_Challenge:_ Your task is to copy each line that has the word "cotoneaster".
-- Begin --
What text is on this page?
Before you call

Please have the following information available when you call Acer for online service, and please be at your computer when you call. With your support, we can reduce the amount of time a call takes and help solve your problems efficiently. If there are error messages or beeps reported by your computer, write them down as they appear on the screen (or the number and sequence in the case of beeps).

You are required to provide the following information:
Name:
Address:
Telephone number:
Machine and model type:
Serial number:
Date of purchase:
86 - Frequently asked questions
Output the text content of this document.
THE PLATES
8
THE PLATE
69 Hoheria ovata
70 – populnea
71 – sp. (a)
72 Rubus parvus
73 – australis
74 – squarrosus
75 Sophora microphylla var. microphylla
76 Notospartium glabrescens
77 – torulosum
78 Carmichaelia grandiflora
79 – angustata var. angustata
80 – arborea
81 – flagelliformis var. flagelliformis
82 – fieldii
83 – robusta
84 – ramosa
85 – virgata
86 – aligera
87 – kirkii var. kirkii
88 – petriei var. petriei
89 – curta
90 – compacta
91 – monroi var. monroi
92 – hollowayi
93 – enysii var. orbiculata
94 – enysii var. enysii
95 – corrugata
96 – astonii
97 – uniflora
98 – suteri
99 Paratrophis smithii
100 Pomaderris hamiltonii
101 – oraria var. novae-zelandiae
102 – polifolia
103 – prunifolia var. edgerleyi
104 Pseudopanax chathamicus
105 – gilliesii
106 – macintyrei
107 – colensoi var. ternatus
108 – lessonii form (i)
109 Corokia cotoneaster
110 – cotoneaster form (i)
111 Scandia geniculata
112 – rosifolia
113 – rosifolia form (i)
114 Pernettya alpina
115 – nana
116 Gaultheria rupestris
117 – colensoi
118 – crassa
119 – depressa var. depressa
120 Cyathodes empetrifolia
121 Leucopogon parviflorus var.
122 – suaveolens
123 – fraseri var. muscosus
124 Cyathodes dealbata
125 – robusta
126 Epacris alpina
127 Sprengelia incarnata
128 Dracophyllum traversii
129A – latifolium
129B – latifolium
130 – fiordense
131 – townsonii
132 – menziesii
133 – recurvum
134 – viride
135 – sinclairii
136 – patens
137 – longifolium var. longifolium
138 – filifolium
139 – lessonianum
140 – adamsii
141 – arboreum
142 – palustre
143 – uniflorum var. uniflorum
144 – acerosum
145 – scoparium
-- End --
_Result:_
109 Corokia cotoneaster
110 – cotoneaster form (i)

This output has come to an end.